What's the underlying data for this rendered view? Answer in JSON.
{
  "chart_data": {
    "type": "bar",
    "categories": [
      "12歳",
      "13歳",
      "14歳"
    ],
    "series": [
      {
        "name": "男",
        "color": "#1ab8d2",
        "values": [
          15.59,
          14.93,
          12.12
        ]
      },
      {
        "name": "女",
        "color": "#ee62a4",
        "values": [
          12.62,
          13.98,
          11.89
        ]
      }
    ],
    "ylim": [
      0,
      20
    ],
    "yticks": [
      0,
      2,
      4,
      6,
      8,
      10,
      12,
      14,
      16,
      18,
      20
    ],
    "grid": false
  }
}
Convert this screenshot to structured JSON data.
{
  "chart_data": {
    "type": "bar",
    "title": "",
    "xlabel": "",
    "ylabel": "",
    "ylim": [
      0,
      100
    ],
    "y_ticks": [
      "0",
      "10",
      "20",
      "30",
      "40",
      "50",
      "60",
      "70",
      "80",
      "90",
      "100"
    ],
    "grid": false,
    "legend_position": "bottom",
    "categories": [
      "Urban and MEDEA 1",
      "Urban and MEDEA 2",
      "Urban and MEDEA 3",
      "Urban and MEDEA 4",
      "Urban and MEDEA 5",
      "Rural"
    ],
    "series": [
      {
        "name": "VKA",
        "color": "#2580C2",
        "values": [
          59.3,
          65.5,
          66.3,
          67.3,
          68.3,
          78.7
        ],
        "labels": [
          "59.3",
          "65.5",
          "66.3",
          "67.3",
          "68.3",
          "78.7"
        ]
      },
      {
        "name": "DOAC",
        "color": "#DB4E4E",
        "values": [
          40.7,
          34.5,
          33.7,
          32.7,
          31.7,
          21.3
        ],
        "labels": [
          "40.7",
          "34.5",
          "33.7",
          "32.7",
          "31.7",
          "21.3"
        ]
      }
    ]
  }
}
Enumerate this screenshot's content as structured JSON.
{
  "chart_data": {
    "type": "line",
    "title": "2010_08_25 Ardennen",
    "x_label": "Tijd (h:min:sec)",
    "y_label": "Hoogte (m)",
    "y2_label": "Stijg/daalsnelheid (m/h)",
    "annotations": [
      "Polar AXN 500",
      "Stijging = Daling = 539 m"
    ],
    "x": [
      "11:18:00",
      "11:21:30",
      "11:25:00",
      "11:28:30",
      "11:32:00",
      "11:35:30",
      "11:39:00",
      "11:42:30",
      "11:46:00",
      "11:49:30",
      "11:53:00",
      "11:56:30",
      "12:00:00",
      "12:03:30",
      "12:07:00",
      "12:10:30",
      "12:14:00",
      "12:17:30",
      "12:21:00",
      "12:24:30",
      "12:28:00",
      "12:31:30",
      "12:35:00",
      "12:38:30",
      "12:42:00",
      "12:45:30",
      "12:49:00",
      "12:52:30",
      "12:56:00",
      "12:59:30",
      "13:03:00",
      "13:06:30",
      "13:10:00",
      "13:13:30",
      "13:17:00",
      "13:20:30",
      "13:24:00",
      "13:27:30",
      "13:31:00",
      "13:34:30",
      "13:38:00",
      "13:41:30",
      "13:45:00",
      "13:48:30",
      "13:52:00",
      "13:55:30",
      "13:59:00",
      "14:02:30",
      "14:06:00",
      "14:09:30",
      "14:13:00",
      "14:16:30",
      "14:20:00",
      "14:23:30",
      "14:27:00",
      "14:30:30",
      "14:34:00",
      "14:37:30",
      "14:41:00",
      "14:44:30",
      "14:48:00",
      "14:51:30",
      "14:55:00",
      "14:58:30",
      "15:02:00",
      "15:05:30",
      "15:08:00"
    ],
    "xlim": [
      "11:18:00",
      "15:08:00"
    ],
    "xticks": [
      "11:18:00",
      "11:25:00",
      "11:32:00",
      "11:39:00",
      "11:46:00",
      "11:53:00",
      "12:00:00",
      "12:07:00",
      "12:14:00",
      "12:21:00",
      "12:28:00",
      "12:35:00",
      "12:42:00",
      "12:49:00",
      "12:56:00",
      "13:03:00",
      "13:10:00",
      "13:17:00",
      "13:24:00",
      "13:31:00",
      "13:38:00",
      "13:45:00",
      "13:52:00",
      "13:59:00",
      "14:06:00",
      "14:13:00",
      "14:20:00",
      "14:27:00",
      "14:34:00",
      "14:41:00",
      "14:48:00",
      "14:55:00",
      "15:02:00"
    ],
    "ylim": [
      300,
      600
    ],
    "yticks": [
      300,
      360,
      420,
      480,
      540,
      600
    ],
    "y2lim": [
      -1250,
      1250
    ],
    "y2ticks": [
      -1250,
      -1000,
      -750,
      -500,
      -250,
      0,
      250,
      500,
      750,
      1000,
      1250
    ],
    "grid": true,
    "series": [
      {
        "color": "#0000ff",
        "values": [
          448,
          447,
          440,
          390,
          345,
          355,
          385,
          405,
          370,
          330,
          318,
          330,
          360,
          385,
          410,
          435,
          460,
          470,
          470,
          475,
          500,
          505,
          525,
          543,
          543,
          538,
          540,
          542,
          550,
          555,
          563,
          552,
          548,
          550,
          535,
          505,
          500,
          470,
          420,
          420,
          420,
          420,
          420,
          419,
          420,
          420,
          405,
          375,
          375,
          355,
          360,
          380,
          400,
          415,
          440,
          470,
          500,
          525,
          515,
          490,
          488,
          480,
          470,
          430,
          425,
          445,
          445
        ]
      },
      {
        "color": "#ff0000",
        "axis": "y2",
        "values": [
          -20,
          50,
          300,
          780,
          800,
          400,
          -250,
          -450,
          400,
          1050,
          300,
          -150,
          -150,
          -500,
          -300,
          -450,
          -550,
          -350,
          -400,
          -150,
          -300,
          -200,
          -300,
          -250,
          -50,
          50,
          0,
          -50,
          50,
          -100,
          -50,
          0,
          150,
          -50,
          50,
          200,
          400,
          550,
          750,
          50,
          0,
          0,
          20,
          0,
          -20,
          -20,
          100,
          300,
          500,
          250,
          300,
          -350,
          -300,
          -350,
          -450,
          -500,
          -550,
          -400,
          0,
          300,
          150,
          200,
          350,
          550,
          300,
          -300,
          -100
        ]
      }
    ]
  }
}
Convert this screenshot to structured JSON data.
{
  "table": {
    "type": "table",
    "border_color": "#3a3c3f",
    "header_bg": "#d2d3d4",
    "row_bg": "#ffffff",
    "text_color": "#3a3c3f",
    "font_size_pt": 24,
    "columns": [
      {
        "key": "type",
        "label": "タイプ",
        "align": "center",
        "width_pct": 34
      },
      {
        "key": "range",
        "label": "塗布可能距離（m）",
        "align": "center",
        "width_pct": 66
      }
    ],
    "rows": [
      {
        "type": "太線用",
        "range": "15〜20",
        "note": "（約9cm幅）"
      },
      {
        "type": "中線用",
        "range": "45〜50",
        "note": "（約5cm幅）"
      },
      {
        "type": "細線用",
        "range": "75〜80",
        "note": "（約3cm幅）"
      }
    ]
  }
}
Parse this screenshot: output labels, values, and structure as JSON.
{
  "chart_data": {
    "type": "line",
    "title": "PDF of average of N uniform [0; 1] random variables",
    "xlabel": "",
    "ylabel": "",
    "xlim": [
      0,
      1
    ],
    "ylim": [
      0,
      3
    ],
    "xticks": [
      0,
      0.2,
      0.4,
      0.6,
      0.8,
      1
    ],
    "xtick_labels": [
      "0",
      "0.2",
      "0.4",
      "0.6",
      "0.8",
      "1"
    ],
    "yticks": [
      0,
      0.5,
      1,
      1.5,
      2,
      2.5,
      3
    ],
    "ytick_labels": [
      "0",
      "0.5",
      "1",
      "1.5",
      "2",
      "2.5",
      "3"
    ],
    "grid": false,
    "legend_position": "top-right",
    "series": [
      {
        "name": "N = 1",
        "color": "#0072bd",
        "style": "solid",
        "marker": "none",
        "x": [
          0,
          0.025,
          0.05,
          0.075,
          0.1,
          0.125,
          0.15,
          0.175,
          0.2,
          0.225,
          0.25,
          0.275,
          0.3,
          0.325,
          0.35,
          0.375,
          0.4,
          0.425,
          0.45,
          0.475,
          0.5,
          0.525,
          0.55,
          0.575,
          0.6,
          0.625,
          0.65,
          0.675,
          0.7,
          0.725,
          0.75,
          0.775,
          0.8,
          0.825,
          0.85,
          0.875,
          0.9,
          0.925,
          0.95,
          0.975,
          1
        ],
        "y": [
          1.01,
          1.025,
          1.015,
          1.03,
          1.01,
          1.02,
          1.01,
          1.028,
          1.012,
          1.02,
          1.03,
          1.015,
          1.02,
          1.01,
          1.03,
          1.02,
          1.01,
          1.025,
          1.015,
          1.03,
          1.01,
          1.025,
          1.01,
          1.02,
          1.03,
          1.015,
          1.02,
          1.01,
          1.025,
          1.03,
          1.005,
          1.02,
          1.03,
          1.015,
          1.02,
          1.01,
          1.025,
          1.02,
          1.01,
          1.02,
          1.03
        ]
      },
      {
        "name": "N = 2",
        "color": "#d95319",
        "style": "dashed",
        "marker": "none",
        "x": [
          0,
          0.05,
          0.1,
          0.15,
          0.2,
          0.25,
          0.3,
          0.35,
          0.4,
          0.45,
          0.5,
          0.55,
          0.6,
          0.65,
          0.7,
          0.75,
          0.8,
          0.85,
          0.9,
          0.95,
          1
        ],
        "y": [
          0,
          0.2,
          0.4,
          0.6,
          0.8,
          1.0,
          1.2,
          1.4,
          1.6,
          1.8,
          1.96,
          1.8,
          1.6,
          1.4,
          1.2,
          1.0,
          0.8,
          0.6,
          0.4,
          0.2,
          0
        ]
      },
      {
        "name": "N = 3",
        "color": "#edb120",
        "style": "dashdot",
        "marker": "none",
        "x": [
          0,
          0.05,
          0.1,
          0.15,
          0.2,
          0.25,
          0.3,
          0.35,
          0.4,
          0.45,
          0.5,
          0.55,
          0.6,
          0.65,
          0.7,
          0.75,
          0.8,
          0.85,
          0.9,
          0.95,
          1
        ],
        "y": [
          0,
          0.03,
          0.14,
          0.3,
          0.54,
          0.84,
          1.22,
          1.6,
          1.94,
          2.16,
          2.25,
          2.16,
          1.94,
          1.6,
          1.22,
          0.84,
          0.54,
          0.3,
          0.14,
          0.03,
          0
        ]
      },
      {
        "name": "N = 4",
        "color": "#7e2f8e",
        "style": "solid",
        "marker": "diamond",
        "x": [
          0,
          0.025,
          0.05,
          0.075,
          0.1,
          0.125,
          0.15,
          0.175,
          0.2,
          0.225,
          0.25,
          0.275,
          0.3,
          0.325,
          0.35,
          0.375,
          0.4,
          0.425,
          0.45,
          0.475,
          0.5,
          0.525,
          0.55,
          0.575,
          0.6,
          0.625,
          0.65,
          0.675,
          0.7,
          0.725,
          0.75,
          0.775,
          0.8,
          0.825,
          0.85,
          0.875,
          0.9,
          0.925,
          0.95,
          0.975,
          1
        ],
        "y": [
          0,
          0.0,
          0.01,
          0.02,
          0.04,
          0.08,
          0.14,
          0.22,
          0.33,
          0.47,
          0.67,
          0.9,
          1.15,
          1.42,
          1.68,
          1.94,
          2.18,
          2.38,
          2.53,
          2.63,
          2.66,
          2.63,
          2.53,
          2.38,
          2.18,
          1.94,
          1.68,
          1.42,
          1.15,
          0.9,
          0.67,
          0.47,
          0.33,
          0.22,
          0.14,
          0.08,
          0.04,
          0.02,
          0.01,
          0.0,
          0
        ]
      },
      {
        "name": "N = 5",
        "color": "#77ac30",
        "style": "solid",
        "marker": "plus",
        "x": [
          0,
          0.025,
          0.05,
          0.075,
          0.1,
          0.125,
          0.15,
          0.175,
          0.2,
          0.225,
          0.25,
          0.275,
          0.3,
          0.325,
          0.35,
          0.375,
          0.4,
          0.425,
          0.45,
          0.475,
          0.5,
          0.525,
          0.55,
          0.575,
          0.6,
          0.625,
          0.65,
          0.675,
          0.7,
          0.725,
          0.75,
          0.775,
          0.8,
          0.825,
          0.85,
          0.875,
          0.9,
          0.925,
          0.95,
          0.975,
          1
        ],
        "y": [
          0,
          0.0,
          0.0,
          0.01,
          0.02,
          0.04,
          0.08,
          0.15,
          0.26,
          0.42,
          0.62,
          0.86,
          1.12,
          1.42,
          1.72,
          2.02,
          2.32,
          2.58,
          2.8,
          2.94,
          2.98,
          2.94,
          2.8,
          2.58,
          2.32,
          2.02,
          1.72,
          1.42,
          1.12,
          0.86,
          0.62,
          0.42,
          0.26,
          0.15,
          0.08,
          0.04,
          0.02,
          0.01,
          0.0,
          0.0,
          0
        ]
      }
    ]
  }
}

---

• _Exercise aim_
Review the material and copy each line in which the word "Urban" appears.

• _The response_
      "Urban and MEDEA 1",
      "Urban and MEDEA 2",
      "Urban and MEDEA 3",
      "Urban and MEDEA 4",
      "Urban and MEDEA 5",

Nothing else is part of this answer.